# [Records shown]
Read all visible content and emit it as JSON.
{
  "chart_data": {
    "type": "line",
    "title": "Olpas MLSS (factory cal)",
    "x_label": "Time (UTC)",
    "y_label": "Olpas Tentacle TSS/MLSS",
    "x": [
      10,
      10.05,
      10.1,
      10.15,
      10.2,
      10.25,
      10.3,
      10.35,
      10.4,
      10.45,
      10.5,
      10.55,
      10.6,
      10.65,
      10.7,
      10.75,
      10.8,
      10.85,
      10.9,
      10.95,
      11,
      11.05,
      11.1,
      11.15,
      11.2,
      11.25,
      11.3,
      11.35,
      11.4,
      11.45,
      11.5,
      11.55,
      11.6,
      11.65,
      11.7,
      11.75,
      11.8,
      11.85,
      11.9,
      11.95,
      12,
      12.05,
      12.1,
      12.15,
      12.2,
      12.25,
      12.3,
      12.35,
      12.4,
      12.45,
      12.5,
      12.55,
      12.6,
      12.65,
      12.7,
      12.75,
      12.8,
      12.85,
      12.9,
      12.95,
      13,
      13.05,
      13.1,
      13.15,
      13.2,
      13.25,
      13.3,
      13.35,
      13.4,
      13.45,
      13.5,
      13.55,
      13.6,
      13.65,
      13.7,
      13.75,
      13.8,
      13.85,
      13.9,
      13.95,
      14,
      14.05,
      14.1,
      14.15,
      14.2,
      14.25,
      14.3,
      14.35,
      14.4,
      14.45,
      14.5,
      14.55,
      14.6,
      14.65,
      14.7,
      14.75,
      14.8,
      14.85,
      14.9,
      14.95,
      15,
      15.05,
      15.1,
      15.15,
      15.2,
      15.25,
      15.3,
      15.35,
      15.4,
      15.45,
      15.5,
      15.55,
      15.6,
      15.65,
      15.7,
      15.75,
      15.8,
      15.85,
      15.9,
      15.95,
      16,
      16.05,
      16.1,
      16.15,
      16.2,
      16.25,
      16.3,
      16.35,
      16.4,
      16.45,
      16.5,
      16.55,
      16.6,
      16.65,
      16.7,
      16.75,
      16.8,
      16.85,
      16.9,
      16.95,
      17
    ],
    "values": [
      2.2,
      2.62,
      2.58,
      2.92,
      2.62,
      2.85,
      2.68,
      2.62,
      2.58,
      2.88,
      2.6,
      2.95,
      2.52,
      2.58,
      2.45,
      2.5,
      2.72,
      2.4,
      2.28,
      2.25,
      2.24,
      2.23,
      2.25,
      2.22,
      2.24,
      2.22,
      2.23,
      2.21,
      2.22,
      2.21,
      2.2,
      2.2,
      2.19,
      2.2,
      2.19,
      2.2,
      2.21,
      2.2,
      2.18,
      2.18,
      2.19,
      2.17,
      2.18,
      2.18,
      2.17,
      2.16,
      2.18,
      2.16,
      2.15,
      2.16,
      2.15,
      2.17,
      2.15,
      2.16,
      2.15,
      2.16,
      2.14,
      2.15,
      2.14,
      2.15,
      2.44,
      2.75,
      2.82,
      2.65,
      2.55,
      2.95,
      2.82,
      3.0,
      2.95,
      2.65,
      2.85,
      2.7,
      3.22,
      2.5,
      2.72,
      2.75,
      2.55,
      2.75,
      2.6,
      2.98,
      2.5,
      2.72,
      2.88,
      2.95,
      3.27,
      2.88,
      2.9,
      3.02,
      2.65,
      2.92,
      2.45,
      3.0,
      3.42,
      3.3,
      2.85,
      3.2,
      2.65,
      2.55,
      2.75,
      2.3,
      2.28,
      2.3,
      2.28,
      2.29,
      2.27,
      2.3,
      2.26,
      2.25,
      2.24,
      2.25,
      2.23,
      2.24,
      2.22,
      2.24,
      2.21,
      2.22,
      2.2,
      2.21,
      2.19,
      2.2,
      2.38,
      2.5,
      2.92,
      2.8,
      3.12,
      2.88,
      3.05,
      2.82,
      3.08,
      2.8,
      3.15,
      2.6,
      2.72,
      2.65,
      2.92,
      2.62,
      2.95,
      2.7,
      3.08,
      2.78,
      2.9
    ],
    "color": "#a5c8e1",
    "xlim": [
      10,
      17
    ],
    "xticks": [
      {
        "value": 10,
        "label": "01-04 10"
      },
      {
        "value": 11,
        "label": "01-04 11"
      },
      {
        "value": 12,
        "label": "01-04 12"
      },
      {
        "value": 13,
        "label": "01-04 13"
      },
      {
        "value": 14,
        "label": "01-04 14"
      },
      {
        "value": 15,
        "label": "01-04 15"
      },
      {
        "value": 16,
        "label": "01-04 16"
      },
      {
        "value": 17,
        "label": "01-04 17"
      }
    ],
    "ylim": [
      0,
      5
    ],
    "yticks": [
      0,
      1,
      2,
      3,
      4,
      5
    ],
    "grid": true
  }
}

# [Exercise prompt]
Return all the data exactly as given.

# [Solution to the exercise]
Read all visible content and emit it as JSON.
{
  "chart_data": {
    "type": "line",
    "title": "Olpas MLSS (factory cal)",
    "x_label": "Time (UTC)",
    "y_label": "Olpas Tentacle TSS/MLSS",
    "x": [
      10,
      10.05,
      10.1,
      10.15,
      10.2,
      10.25,
      10.3,
      10.35,
      10.4,
      10.45,
      10.5,
      10.55,
      10.6,
      10.65,
      10.7,
      10.75,
      10.8,
      10.85,
      10.9,
      10.95,
      11,
      11.05,
      11.1,
      11.15,
      11.2,
      11.25,
      11.3,
      11.35,
      11.4,
      11.45,
      11.5,
      11.55,
      11.6,
      11.65,
      11.7,
      11.75,
      11.8,
      11.85,
      11.9,
      11.95,
      12,
      12.05,
      12.1,
      12.15,
      12.2,
      12.25,
      12.3,
      12.35,
      12.4,
      12.45,
      12.5,
      12.55,
      12.6,
      12.65,
      12.7,
      12.75,
      12.8,
      12.85,
      12.9,
      12.95,
      13,
      13.05,
      13.1,
      13.15,
      13.2,
      13.25,
      13.3,
      13.35,
      13.4,
      13.45,
      13.5,
      13.55,
      13.6,
      13.65,
      13.7,
      13.75,
      13.8,
      13.85,
      13.9,
      13.95,
      14,
      14.05,
      14.1,
      14.15,
      14.2,
      14.25,
      14.3,
      14.35,
      14.4,
      14.45,
      14.5,
      14.55,
      14.6,
      14.65,
      14.7,
      14.75,
      14.8,
      14.85,
      14.9,
      14.95,
      15,
      15.05,
      15.1,
      15.15,
      15.2,
      15.25,
      15.3,
      15.35,
      15.4,
      15.45,
      15.5,
      15.55,
      15.6,
      15.65,
      15.7,
      15.75,
      15.8,
      15.85,
      15.9,
      15.95,
      16,
      16.05,
      16.1,
      16.15,
      16.2,
      16.25,
      16.3,
      16.35,
      16.4,
      16.45,
      16.5,
      16.55,
      16.6,
      16.65,
      16.7,
      16.75,
      16.8,
      16.85,
      16.9,
      16.95,
      17
    ],
    "values": [
      2.2,
      2.62,
      2.58,
      2.92,
      2.62,
      2.85,
      2.68,
      2.62,
      2.58,
      2.88,
      2.6,
      2.95,
      2.52,
      2.58,
      2.45,
      2.5,
      2.72,
      2.4,
      2.28,
      2.25,
      2.24,
      2.23,
      2.25,
      2.22,
      2.24,
      2.22,
      2.23,
      2.21,
      2.22,
      2.21,
      2.2,
      2.2,
      2.19,
      2.2,
      2.19,
      2.2,
      2.21,
      2.2,
      2.18,
      2.18,
      2.19,
      2.17,
      2.18,
      2.18,
      2.17,
      2.16,
      2.18,
      2.16,
      2.15,
      2.16,
      2.15,
      2.17,
      2.15,
      2.16,
      2.15,
      2.16,
      2.14,
      2.15,
      2.14,
      2.15,
      2.44,
      2.75,
      2.82,
      2.65,
      2.55,
      2.95,
      2.82,
      3.0,
      2.95,
      2.65,
      2.85,
      2.7,
      3.22,
      2.5,
      2.72,
      2.75,
      2.55,
      2.75,
      2.6,
      2.98,
      2.5,
      2.72,
      2.88,
      2.95,
      3.27,
      2.88,
      2.9,
      3.02,
      2.65,
      2.92,
      2.45,
      3.0,
      3.42,
      3.3,
      2.85,
      3.2,
      2.65,
      2.55,
      2.75,
      2.3,
      2.28,
      2.3,
      2.28,
      2.29,
      2.27,
      2.3,
      2.26,
      2.25,
      2.24,
      2.25,
      2.23,
      2.24,
      2.22,
      2.24,
      2.21,
      2.22,
      2.2,
      2.21,
      2.19,
      2.2,
      2.38,
      2.5,
      2.92,
      2.8,
      3.12,
      2.88,
      3.05,
      2.82,
      3.08,
      2.8,
      3.15,
      2.6,
      2.72,
      2.65,
      2.92,
      2.62,
      2.95,
      2.7,
      3.08,
      2.78,
      2.9
    ],
    "color": "#a5c8e1",
    "xlim": [
      10,
      17
    ],
    "xticks": [
      {
        "value": 10,
        "label": "01-04 10"
      },
      {
        "value": 11,
        "label": "01-04 11"
      },
      {
        "value": 12,
        "label": "01-04 12"
      },
      {
        "value": 13,
        "label": "01-04 13"
      },
      {
        "value": 14,
        "label": "01-04 14"
      },
      {
        "value": 15,
        "label": "01-04 15"
      },
      {
        "value": 16,
        "label": "01-04 16"
      },
      {
        "value": 17,
        "label": "01-04 17"
      }
    ],
    "ylim": [
      0,
      5
    ],
    "yticks": [
      0,
      1,
      2,
      3,
      4,
      5
    ],
    "grid": true
  }
}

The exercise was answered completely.